#### Job:
Copy every line of the following data that includes the string "they".
──────────
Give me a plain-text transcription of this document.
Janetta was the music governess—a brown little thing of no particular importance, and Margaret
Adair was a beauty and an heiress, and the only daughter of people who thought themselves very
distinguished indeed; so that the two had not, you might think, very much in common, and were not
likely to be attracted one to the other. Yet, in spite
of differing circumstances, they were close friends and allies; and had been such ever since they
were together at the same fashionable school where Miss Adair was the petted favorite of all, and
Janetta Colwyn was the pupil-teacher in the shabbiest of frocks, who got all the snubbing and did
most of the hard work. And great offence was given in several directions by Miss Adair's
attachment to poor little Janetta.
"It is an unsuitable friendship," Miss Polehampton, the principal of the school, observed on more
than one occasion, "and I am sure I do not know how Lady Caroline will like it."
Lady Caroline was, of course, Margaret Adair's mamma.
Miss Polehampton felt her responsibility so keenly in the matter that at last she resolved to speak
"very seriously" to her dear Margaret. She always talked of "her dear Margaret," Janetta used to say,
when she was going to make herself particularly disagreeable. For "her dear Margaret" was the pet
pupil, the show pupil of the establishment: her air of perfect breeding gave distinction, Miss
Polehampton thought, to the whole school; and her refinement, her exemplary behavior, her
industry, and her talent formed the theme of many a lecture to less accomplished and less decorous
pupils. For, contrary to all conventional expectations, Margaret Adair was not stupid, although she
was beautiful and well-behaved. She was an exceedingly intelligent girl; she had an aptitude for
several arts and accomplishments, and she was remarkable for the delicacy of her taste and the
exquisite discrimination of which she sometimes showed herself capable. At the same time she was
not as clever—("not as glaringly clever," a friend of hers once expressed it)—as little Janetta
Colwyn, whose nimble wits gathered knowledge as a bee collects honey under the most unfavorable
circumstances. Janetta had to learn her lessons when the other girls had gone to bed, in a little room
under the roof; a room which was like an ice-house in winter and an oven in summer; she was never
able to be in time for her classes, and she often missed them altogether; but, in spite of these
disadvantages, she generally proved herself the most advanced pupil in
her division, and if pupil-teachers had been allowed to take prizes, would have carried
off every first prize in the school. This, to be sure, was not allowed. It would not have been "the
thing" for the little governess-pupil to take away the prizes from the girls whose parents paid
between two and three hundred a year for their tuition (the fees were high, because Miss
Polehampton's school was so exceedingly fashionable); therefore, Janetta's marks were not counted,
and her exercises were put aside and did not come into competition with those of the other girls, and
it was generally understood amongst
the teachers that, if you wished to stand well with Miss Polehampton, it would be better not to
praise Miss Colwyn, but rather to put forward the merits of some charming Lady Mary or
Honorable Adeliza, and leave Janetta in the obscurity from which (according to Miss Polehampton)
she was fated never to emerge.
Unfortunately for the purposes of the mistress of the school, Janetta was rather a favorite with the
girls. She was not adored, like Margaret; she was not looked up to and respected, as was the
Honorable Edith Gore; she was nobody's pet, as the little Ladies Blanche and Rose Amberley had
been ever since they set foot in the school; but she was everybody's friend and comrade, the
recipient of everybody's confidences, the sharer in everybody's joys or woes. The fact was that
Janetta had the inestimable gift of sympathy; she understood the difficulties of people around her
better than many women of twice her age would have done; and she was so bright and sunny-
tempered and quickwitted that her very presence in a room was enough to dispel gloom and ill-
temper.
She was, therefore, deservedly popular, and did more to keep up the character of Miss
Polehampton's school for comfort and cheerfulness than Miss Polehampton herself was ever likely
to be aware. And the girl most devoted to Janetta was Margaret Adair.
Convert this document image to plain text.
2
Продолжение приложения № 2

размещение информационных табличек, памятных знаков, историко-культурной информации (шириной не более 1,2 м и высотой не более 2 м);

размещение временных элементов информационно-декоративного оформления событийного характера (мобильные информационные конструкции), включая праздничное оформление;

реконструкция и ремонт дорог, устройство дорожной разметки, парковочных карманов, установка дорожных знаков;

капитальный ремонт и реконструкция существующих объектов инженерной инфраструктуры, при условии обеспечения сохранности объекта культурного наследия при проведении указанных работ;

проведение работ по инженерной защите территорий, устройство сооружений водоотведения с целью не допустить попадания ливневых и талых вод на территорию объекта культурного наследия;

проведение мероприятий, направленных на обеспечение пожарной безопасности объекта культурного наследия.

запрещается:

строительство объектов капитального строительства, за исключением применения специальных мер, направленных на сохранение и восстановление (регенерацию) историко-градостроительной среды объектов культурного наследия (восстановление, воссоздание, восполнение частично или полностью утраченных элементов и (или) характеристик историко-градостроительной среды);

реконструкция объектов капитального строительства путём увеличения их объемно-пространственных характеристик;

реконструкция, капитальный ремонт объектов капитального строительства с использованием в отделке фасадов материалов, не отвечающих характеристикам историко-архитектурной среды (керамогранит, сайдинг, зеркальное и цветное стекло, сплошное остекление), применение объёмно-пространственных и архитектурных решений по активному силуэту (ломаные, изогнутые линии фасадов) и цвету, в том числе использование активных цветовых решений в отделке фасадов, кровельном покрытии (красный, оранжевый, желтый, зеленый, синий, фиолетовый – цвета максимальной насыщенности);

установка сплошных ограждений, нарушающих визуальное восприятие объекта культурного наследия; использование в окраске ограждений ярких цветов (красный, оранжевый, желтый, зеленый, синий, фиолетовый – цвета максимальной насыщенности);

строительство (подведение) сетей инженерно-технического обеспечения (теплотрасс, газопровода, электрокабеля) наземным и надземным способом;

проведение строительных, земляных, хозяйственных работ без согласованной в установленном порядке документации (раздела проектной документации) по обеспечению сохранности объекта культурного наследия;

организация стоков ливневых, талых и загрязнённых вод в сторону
──────────
#### Output for this exercise:
of differing circumstances, they were close friends and allies; and had been such ever since they
been ever since they set foot in the school; but she was everybody's friend and comrade, the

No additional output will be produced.